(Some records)

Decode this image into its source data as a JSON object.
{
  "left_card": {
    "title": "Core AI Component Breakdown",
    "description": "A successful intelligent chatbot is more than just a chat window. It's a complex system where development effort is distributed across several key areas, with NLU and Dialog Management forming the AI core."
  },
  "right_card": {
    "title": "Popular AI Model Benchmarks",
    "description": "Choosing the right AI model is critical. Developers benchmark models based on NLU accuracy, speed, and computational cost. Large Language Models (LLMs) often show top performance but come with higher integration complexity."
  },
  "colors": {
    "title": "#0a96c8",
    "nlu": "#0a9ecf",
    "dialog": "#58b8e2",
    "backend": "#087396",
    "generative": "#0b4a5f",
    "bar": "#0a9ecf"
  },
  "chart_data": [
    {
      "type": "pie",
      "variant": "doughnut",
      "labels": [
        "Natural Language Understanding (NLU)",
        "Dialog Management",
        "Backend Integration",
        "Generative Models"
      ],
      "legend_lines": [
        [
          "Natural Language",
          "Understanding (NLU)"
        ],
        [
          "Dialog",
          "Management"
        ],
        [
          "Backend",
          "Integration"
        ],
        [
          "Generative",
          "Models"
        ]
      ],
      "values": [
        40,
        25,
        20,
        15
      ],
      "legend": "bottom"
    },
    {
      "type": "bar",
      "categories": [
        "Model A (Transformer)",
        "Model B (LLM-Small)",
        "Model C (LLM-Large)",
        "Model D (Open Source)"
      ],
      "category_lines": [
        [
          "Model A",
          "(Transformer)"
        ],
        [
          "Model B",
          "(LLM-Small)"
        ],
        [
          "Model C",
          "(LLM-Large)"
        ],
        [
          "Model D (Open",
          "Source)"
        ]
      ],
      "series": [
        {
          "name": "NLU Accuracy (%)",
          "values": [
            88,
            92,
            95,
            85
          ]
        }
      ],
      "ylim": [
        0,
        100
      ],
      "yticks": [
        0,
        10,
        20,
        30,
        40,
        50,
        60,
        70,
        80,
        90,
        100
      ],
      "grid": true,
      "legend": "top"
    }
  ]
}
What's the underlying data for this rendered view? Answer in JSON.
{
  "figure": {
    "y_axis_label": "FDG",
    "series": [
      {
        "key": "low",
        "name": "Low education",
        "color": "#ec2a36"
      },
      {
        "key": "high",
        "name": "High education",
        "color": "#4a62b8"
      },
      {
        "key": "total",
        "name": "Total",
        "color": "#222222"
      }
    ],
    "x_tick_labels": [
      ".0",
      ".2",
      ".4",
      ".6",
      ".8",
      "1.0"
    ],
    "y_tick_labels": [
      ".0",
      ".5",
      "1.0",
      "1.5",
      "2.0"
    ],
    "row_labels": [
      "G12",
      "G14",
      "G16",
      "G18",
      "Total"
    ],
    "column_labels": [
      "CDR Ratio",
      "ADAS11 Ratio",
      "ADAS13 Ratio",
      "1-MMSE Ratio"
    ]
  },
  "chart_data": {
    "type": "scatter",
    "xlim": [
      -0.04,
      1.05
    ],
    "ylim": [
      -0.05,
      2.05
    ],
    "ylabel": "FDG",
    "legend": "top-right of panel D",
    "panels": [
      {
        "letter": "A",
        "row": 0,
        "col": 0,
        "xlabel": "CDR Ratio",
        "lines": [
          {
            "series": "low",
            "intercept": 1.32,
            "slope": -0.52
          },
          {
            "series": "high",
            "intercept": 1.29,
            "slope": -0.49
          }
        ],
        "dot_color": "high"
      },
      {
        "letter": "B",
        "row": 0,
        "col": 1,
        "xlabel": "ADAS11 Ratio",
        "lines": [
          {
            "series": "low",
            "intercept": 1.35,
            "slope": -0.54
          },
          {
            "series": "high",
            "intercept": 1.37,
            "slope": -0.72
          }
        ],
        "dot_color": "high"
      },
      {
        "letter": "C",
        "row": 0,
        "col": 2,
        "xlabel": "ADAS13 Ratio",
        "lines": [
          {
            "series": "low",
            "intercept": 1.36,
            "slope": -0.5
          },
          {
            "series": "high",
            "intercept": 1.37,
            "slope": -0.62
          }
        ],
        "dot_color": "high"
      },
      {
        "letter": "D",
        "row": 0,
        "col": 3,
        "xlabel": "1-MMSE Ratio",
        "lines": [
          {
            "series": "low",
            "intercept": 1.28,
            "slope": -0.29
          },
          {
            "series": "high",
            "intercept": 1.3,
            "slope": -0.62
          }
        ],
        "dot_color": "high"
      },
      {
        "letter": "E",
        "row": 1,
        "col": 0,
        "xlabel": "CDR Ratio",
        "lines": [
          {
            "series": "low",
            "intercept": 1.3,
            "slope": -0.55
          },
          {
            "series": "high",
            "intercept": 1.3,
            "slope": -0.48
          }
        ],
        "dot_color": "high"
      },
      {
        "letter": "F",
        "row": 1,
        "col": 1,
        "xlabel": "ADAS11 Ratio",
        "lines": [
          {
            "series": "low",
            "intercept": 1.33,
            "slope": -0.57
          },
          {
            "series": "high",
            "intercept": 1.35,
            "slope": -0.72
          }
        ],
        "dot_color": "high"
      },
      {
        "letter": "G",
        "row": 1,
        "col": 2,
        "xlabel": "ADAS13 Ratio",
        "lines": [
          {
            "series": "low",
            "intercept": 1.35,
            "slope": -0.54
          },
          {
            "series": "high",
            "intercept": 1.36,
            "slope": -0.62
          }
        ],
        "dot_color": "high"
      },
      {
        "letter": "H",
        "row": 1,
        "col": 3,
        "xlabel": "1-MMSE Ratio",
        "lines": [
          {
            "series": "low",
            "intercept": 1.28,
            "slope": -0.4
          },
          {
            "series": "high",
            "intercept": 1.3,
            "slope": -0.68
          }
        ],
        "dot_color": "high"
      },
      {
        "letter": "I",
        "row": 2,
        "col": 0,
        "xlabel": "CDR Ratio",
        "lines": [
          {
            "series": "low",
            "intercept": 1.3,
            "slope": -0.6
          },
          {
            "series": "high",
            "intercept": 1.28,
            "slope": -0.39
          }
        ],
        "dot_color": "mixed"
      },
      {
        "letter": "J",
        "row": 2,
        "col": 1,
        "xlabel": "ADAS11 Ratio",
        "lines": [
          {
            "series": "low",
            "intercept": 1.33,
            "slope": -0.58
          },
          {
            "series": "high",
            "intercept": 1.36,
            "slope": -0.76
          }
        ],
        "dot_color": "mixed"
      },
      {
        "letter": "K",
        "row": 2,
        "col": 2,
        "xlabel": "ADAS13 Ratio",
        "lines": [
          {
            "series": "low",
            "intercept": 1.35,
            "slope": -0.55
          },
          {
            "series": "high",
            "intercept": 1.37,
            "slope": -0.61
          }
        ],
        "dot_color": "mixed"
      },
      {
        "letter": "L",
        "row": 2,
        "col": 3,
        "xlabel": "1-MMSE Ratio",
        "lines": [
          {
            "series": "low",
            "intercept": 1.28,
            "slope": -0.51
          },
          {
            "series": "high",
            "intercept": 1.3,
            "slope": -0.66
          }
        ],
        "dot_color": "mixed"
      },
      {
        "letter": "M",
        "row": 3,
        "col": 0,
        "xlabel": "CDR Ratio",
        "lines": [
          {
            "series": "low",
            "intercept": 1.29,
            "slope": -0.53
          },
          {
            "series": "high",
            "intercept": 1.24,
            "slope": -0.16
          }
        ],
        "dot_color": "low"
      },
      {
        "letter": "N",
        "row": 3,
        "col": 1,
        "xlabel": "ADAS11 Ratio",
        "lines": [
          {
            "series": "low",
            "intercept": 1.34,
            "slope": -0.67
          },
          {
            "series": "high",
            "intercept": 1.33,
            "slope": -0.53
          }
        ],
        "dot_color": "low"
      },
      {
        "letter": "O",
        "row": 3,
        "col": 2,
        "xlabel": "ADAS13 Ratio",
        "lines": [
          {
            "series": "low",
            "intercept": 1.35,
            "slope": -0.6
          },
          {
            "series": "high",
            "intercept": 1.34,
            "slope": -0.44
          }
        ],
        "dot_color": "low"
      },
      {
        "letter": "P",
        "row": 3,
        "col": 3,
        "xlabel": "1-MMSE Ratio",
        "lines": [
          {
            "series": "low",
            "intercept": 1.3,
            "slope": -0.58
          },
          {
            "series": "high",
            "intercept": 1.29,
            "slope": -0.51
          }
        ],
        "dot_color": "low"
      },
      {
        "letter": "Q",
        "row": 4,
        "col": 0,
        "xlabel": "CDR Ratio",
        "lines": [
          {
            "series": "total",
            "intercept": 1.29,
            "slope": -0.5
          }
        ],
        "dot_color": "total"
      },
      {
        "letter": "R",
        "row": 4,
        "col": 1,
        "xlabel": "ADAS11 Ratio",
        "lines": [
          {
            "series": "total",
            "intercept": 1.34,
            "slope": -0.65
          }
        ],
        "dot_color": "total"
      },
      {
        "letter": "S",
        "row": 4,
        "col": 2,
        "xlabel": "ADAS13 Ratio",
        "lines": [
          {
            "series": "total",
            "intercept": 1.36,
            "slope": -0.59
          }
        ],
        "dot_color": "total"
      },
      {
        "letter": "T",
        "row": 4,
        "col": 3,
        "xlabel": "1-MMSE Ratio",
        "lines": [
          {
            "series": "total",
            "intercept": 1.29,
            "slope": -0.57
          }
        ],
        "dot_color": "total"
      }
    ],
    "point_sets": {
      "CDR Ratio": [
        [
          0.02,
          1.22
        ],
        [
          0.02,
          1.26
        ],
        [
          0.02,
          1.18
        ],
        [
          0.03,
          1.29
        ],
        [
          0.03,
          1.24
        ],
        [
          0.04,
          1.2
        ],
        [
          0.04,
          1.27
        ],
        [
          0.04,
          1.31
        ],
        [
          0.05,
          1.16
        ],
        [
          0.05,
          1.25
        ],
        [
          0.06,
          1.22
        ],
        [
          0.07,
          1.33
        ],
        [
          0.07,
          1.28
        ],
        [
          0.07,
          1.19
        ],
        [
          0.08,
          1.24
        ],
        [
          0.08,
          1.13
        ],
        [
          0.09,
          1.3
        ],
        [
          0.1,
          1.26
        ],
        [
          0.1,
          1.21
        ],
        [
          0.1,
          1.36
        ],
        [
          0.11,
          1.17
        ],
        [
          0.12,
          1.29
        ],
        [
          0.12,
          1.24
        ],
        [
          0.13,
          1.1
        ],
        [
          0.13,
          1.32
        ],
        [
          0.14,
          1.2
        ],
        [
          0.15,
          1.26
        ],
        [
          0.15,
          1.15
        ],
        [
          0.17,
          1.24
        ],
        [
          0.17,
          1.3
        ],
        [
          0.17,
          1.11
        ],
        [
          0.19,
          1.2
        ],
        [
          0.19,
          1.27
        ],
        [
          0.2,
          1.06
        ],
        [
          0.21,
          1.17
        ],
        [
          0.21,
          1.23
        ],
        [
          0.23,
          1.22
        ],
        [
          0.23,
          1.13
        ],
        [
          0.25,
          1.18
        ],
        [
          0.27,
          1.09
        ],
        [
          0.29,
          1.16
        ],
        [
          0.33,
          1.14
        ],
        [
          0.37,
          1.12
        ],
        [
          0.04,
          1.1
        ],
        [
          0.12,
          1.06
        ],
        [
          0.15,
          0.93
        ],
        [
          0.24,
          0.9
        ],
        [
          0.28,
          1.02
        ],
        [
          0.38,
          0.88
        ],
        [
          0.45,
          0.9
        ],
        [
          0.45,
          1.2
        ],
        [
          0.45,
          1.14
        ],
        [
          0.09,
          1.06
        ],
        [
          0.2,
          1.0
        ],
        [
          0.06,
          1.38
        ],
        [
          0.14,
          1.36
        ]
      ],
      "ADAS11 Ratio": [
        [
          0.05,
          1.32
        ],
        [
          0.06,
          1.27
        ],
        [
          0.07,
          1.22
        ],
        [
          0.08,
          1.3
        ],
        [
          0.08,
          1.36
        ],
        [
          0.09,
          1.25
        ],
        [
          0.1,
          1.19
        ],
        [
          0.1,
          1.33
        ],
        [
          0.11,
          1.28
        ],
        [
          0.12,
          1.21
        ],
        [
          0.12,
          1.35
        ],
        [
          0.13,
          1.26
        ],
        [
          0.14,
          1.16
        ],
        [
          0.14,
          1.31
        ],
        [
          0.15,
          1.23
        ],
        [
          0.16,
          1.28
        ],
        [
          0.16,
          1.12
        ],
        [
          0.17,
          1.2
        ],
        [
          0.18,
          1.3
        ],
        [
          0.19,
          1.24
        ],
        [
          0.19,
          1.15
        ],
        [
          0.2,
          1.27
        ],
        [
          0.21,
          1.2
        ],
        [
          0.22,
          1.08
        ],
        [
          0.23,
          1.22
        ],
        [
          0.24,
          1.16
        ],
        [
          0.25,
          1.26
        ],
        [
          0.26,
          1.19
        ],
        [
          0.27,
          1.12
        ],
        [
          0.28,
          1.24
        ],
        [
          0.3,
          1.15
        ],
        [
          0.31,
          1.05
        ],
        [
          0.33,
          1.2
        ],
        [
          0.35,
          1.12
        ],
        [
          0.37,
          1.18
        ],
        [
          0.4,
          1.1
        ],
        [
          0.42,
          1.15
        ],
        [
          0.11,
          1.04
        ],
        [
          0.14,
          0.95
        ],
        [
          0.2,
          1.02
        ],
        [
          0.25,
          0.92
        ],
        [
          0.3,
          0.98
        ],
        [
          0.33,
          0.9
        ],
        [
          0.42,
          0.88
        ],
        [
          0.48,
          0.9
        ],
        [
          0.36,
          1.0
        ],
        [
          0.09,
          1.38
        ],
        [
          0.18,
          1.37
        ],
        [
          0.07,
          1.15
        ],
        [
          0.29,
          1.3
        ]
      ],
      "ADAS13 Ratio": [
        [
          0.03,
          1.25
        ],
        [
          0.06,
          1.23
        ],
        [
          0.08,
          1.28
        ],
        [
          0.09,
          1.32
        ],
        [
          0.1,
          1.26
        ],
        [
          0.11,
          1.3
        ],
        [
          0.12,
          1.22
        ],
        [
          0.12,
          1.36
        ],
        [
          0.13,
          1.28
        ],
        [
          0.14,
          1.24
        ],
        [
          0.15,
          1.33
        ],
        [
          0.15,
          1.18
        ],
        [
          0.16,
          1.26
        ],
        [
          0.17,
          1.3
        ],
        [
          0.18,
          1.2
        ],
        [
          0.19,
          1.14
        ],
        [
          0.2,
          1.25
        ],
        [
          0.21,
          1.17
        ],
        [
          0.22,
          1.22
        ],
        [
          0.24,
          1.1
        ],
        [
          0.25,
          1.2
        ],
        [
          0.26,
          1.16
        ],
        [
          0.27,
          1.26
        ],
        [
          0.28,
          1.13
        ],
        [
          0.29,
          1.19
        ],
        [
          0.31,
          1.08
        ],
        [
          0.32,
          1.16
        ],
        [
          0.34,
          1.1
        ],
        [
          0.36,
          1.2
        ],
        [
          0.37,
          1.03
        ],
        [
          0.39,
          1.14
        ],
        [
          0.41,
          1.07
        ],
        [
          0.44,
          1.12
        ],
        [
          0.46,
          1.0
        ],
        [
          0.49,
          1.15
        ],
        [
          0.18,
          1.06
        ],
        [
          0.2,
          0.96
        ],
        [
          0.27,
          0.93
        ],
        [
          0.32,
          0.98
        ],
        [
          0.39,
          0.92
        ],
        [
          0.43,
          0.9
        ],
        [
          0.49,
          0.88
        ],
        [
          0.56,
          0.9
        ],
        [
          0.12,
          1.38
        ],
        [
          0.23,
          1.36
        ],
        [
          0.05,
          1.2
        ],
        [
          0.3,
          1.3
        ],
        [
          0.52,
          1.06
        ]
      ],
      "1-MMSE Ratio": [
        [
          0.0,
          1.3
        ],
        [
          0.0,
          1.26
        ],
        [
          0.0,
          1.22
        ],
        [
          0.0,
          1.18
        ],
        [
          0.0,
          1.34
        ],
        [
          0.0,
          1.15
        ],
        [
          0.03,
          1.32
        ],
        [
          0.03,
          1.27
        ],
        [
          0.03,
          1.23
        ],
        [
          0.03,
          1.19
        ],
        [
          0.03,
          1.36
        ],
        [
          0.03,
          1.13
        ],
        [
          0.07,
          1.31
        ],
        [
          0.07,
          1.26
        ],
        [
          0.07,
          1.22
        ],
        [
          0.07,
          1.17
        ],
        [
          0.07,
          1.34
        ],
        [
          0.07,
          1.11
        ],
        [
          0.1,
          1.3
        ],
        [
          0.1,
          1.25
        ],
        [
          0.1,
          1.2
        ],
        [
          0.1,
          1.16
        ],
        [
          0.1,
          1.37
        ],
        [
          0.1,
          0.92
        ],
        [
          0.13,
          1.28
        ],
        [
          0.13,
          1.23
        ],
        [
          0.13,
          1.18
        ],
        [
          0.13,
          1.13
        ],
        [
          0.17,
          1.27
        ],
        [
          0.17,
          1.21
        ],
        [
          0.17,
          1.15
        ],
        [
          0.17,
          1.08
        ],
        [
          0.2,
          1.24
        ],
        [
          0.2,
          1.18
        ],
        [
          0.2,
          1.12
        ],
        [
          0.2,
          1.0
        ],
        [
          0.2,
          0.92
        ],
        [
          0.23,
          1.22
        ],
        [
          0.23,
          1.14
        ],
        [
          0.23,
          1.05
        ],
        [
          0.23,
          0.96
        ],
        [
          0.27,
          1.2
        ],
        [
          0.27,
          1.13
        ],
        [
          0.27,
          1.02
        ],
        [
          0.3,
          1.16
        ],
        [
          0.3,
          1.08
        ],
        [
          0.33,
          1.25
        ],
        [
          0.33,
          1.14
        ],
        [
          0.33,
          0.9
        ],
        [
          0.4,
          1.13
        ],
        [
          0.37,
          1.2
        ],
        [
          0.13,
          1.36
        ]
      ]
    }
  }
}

_DIRECTIONS_: Which lines include the word "Management"? Copy every one of them.

_SOLUTION FOR THIS TASK_:
    "description": "A successful intelligent chatbot is more than just a chat window. It's a complex system where development effort is distributed across several key areas, with NLU and Dialog Management forming the AI core."
        "Dialog Management",
          "Management"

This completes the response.